__WORK REQUIRED__:
Scan the records for the string "Microsoft"; copy each line where it occurs.

__SUPPLIED ENTRIES__:
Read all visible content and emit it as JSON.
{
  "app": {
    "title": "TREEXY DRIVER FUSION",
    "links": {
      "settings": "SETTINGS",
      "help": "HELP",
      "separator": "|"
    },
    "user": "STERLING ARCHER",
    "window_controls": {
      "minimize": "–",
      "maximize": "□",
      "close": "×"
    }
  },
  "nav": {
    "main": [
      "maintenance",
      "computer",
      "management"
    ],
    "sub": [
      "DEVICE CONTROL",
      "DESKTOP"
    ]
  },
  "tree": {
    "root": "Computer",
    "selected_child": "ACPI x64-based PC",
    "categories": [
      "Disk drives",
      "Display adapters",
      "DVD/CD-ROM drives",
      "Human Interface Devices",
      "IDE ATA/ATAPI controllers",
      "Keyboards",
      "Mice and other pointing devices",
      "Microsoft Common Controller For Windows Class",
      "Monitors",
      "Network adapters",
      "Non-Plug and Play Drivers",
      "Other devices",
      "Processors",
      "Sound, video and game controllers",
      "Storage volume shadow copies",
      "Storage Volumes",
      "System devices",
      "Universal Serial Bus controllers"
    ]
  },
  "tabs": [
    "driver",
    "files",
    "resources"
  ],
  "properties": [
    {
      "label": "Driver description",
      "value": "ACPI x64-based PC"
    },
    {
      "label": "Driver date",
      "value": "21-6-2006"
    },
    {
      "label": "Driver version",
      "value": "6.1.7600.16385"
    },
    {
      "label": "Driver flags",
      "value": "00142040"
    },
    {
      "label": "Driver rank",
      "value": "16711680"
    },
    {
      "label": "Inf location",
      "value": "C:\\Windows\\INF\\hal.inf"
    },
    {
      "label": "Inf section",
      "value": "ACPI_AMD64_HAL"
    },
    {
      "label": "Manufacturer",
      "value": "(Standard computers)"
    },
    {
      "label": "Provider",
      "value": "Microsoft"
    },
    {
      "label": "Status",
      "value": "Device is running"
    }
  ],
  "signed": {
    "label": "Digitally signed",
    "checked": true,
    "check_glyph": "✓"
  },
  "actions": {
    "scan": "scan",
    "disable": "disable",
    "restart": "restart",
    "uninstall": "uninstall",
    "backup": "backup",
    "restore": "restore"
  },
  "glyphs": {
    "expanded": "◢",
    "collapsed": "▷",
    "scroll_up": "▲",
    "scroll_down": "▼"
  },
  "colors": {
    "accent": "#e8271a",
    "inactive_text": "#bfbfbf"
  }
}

--

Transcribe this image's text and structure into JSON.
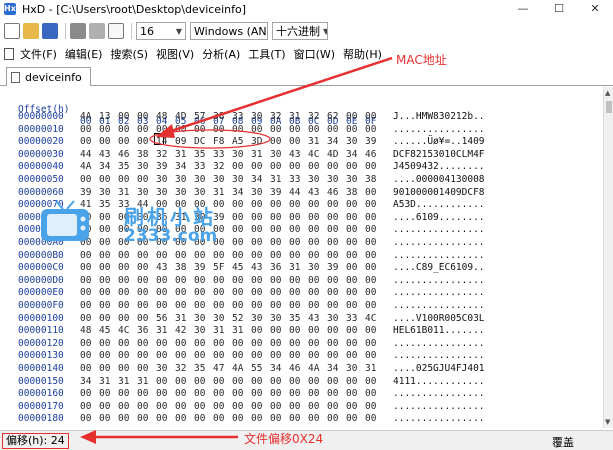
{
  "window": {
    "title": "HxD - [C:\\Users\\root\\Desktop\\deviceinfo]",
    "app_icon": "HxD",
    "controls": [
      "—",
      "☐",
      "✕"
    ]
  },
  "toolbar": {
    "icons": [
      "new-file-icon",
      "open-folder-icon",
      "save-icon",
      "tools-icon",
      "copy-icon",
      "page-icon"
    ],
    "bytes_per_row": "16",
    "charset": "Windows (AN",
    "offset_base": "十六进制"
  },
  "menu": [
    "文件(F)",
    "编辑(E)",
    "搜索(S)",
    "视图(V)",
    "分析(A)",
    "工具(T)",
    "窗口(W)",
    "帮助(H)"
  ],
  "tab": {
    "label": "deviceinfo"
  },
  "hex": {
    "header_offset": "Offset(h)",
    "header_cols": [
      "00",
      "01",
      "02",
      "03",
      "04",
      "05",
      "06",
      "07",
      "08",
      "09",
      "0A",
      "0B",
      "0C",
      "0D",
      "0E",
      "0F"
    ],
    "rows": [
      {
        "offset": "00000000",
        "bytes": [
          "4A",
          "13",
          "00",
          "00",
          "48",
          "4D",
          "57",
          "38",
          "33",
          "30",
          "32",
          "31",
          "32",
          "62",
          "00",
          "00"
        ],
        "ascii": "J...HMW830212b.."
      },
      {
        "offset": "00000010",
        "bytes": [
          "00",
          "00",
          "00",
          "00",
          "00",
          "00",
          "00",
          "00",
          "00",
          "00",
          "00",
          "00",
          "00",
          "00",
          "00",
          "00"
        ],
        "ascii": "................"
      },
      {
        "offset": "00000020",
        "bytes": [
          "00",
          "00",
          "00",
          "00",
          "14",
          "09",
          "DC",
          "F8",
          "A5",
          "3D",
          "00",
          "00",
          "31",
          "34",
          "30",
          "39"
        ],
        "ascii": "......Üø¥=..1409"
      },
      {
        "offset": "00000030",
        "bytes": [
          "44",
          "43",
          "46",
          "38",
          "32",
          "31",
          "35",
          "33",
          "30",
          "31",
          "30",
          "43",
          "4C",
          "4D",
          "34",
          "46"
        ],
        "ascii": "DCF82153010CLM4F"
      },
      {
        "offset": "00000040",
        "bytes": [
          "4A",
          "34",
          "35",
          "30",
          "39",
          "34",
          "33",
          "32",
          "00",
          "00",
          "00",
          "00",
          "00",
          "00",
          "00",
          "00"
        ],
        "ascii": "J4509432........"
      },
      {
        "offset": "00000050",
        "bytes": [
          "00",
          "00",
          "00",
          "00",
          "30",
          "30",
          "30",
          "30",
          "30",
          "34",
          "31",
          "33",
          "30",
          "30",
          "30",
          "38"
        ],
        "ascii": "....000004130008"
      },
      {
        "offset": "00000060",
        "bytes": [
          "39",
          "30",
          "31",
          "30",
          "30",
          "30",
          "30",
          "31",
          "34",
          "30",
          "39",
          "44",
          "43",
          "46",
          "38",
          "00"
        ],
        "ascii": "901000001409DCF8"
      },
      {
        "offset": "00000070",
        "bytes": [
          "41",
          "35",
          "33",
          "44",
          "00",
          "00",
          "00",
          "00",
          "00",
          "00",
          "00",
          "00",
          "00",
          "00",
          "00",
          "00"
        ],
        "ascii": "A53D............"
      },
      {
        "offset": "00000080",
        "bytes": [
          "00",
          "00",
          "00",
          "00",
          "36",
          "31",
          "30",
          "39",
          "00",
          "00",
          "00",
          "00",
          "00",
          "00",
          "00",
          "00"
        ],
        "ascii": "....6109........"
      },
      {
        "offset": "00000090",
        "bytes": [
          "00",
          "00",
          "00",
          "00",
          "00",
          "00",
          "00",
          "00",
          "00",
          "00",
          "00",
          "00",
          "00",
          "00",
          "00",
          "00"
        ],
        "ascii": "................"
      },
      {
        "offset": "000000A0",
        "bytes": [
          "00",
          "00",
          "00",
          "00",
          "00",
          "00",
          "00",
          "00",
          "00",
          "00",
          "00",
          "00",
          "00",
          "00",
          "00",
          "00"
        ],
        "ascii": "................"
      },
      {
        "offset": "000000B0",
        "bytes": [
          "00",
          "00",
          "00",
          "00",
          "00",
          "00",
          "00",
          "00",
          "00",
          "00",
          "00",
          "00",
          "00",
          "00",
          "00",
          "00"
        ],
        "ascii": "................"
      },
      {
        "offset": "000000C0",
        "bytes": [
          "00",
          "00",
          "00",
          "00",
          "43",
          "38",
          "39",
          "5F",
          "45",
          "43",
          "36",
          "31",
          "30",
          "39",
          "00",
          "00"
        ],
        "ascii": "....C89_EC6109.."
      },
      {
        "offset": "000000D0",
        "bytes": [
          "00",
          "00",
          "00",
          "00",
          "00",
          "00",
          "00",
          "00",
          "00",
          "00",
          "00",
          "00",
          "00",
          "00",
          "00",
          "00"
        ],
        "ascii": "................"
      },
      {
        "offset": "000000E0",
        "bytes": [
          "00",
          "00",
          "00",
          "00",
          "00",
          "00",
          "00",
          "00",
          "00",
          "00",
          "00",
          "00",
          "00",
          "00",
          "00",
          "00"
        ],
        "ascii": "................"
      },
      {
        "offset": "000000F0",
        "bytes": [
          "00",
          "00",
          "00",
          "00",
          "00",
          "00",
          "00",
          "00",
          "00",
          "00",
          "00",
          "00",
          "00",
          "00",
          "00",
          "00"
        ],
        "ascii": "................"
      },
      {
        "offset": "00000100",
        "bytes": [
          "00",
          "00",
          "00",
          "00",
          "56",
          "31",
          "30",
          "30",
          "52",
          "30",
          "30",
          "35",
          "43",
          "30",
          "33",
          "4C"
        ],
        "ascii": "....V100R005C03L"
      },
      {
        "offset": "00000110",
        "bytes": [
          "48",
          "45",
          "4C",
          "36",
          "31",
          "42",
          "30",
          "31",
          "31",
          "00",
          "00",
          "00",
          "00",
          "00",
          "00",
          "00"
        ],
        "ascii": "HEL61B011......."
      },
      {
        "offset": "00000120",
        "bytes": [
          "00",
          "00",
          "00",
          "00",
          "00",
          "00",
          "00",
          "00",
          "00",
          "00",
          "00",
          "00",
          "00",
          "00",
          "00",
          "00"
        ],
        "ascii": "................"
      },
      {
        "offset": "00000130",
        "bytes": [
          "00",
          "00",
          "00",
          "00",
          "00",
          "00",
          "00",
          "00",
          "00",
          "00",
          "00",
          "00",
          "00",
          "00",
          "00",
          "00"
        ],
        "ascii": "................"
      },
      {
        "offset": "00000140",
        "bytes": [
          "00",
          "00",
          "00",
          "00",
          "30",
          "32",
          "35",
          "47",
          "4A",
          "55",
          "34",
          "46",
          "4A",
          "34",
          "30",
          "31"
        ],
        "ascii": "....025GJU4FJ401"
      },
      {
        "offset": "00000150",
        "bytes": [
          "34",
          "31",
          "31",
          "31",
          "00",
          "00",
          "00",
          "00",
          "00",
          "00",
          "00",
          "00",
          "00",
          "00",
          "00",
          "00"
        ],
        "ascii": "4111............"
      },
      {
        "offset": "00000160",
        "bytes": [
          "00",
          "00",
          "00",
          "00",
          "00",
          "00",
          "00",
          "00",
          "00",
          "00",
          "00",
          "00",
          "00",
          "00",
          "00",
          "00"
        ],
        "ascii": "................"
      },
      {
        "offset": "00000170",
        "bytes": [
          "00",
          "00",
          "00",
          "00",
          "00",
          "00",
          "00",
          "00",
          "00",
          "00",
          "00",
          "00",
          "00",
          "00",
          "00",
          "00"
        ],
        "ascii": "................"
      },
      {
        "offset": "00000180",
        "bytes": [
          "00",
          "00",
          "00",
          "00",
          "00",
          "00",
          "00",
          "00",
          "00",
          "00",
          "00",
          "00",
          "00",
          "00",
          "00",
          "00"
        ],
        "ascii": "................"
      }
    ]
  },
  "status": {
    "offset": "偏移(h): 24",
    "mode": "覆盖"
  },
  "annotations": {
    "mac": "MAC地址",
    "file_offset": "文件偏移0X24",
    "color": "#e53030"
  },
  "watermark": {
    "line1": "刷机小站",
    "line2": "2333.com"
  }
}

__SOLUTION TO THIS PROBLEM__:
      "Microsoft Common Controller For Windows Class",
      "value": "Microsoft"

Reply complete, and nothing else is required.